Items from a dataset:
★ ★ ★

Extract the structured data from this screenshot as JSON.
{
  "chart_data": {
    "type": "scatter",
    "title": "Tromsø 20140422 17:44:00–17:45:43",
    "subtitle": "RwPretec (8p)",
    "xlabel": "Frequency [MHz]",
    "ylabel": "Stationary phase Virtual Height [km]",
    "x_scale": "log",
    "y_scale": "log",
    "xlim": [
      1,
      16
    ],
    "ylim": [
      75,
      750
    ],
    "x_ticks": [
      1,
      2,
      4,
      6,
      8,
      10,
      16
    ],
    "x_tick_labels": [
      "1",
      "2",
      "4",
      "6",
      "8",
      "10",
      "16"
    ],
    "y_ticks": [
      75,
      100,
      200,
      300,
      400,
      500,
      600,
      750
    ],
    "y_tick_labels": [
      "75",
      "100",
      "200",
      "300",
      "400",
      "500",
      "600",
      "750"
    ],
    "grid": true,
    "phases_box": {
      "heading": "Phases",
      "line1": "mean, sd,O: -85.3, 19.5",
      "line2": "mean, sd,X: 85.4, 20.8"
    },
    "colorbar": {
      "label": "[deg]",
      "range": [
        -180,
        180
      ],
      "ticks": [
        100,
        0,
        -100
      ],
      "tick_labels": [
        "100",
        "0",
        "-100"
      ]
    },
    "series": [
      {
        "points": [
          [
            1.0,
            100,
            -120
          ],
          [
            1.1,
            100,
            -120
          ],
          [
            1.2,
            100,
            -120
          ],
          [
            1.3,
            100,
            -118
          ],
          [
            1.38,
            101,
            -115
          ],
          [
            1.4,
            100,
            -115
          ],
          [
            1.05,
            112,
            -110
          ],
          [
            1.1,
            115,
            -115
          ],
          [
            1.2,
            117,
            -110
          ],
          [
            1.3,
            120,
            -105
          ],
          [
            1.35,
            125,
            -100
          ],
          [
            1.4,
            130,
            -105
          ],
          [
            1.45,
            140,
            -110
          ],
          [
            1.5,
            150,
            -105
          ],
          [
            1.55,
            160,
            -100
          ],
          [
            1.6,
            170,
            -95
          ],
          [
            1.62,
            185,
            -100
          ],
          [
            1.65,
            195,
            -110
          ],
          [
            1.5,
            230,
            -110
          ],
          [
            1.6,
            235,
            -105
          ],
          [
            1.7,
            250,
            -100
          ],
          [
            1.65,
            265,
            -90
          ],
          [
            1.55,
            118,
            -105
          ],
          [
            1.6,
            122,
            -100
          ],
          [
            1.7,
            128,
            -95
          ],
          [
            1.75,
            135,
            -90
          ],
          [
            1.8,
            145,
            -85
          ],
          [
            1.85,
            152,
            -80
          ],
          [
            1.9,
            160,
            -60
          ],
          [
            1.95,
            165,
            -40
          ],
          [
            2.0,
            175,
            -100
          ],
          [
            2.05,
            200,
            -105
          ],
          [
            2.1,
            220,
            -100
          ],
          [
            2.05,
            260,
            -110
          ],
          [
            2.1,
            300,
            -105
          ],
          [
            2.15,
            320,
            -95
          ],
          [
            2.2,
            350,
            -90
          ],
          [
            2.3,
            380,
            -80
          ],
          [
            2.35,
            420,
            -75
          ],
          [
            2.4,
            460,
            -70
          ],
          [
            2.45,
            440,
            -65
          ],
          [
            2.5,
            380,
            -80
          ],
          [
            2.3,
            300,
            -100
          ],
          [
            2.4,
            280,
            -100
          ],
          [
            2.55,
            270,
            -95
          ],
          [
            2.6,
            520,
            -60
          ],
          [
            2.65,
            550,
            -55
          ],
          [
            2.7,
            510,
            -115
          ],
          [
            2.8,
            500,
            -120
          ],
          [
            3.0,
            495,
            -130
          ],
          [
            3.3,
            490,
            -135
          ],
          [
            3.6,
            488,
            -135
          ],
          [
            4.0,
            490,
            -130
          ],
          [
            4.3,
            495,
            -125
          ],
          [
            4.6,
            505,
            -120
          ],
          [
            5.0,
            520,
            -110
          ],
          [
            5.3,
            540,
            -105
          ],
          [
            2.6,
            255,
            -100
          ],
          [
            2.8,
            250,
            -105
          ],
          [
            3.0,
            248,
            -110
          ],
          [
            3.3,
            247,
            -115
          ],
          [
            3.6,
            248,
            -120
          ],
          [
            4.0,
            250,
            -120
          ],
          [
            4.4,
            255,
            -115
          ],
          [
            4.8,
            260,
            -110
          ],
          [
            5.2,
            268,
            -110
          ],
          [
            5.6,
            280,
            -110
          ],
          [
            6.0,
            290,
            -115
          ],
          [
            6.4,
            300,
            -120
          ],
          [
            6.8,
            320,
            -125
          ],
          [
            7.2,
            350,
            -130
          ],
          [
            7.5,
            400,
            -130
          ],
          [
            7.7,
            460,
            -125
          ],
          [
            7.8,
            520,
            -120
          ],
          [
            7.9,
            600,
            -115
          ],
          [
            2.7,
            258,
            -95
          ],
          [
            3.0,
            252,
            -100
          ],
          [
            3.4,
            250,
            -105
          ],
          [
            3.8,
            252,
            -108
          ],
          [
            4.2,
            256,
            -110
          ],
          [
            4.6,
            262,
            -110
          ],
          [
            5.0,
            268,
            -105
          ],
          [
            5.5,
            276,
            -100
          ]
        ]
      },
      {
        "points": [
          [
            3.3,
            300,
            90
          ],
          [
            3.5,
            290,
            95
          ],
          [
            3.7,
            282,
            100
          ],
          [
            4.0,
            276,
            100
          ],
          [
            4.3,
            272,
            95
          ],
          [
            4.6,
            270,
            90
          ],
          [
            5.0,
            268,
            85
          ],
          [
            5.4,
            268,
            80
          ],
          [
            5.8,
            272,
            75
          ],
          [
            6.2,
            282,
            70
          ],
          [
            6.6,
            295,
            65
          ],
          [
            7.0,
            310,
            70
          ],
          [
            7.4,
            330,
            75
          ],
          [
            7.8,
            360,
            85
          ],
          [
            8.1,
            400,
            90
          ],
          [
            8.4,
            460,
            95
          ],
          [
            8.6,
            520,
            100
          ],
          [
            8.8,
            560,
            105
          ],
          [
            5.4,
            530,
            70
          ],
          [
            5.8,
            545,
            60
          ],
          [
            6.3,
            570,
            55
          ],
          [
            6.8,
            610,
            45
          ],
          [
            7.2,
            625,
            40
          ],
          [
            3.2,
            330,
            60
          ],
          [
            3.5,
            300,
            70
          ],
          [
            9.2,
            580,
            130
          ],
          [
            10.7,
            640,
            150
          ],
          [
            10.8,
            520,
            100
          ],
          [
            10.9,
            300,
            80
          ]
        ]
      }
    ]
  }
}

★ ★ ★

**TASK**
Output the whole listing above again, word for word.

**SOLUTION TO THE PROBLEM**
Extract the structured data from this screenshot as JSON.
{
  "chart_data": {
    "type": "scatter",
    "title": "Tromsø 20140422 17:44:00–17:45:43",
    "subtitle": "RwPretec (8p)",
    "xlabel": "Frequency [MHz]",
    "ylabel": "Stationary phase Virtual Height [km]",
    "x_scale": "log",
    "y_scale": "log",
    "xlim": [
      1,
      16
    ],
    "ylim": [
      75,
      750
    ],
    "x_ticks": [
      1,
      2,
      4,
      6,
      8,
      10,
      16
    ],
    "x_tick_labels": [
      "1",
      "2",
      "4",
      "6",
      "8",
      "10",
      "16"
    ],
    "y_ticks": [
      75,
      100,
      200,
      300,
      400,
      500,
      600,
      750
    ],
    "y_tick_labels": [
      "75",
      "100",
      "200",
      "300",
      "400",
      "500",
      "600",
      "750"
    ],
    "grid": true,
    "phases_box": {
      "heading": "Phases",
      "line1": "mean, sd,O: -85.3, 19.5",
      "line2": "mean, sd,X: 85.4, 20.8"
    },
    "colorbar": {
      "label": "[deg]",
      "range": [
        -180,
        180
      ],
      "ticks": [
        100,
        0,
        -100
      ],
      "tick_labels": [
        "100",
        "0",
        "-100"
      ]
    },
    "series": [
      {
        "points": [
          [
            1.0,
            100,
            -120
          ],
          [
            1.1,
            100,
            -120
          ],
          [
            1.2,
            100,
            -120
          ],
          [
            1.3,
            100,
            -118
          ],
          [
            1.38,
            101,
            -115
          ],
          [
            1.4,
            100,
            -115
          ],
          [
            1.05,
            112,
            -110
          ],
          [
            1.1,
            115,
            -115
          ],
          [
            1.2,
            117,
            -110
          ],
          [
            1.3,
            120,
            -105
          ],
          [
            1.35,
            125,
            -100
          ],
          [
            1.4,
            130,
            -105
          ],
          [
            1.45,
            140,
            -110
          ],
          [
            1.5,
            150,
            -105
          ],
          [
            1.55,
            160,
            -100
          ],
          [
            1.6,
            170,
            -95
          ],
          [
            1.62,
            185,
            -100
          ],
          [
            1.65,
            195,
            -110
          ],
          [
            1.5,
            230,
            -110
          ],
          [
            1.6,
            235,
            -105
          ],
          [
            1.7,
            250,
            -100
          ],
          [
            1.65,
            265,
            -90
          ],
          [
            1.55,
            118,
            -105
          ],
          [
            1.6,
            122,
            -100
          ],
          [
            1.7,
            128,
            -95
          ],
          [
            1.75,
            135,
            -90
          ],
          [
            1.8,
            145,
            -85
          ],
          [
            1.85,
            152,
            -80
          ],
          [
            1.9,
            160,
            -60
          ],
          [
            1.95,
            165,
            -40
          ],
          [
            2.0,
            175,
            -100
          ],
          [
            2.05,
            200,
            -105
          ],
          [
            2.1,
            220,
            -100
          ],
          [
            2.05,
            260,
            -110
          ],
          [
            2.1,
            300,
            -105
          ],
          [
            2.15,
            320,
            -95
          ],
          [
            2.2,
            350,
            -90
          ],
          [
            2.3,
            380,
            -80
          ],
          [
            2.35,
            420,
            -75
          ],
          [
            2.4,
            460,
            -70
          ],
          [
            2.45,
            440,
            -65
          ],
          [
            2.5,
            380,
            -80
          ],
          [
            2.3,
            300,
            -100
          ],
          [
            2.4,
            280,
            -100
          ],
          [
            2.55,
            270,
            -95
          ],
          [
            2.6,
            520,
            -60
          ],
          [
            2.65,
            550,
            -55
          ],
          [
            2.7,
            510,
            -115
          ],
          [
            2.8,
            500,
            -120
          ],
          [
            3.0,
            495,
            -130
          ],
          [
            3.3,
            490,
            -135
          ],
          [
            3.6,
            488,
            -135
          ],
          [
            4.0,
            490,
            -130
          ],
          [
            4.3,
            495,
            -125
          ],
          [
            4.6,
            505,
            -120
          ],
          [
            5.0,
            520,
            -110
          ],
          [
            5.3,
            540,
            -105
          ],
          [
            2.6,
            255,
            -100
          ],
          [
            2.8,
            250,
            -105
          ],
          [
            3.0,
            248,
            -110
          ],
          [
            3.3,
            247,
            -115
          ],
          [
            3.6,
            248,
            -120
          ],
          [
            4.0,
            250,
            -120
          ],
          [
            4.4,
            255,
            -115
          ],
          [
            4.8,
            260,
            -110
          ],
          [
            5.2,
            268,
            -110
          ],
          [
            5.6,
            280,
            -110
          ],
          [
            6.0,
            290,
            -115
          ],
          [
            6.4,
            300,
            -120
          ],
          [
            6.8,
            320,
            -125
          ],
          [
            7.2,
            350,
            -130
          ],
          [
            7.5,
            400,
            -130
          ],
          [
            7.7,
            460,
            -125
          ],
          [
            7.8,
            520,
            -120
          ],
          [
            7.9,
            600,
            -115
          ],
          [
            2.7,
            258,
            -95
          ],
          [
            3.0,
            252,
            -100
          ],
          [
            3.4,
            250,
            -105
          ],
          [
            3.8,
            252,
            -108
          ],
          [
            4.2,
            256,
            -110
          ],
          [
            4.6,
            262,
            -110
          ],
          [
            5.0,
            268,
            -105
          ],
          [
            5.5,
            276,
            -100
          ]
        ]
      },
      {
        "points": [
          [
            3.3,
            300,
            90
          ],
          [
            3.5,
            290,
            95
          ],
          [
            3.7,
            282,
            100
          ],
          [
            4.0,
            276,
            100
          ],
          [
            4.3,
            272,
            95
          ],
          [
            4.6,
            270,
            90
          ],
          [
            5.0,
            268,
            85
          ],
          [
            5.4,
            268,
            80
          ],
          [
            5.8,
            272,
            75
          ],
          [
            6.2,
            282,
            70
          ],
          [
            6.6,
            295,
            65
          ],
          [
            7.0,
            310,
            70
          ],
          [
            7.4,
            330,
            75
          ],
          [
            7.8,
            360,
            85
          ],
          [
            8.1,
            400,
            90
          ],
          [
            8.4,
            460,
            95
          ],
          [
            8.6,
            520,
            100
          ],
          [
            8.8,
            560,
            105
          ],
          [
            5.4,
            530,
            70
          ],
          [
            5.8,
            545,
            60
          ],
          [
            6.3,
            570,
            55
          ],
          [
            6.8,
            610,
            45
          ],
          [
            7.2,
            625,
            40
          ],
          [
            3.2,
            330,
            60
          ],
          [
            3.5,
            300,
            70
          ],
          [
            9.2,
            580,
            130
          ],
          [
            10.7,
            640,
            150
          ],
          [
            10.8,
            520,
            100
          ],
          [
            10.9,
            300,
            80
          ]
        ]
      }
    ]
  }
}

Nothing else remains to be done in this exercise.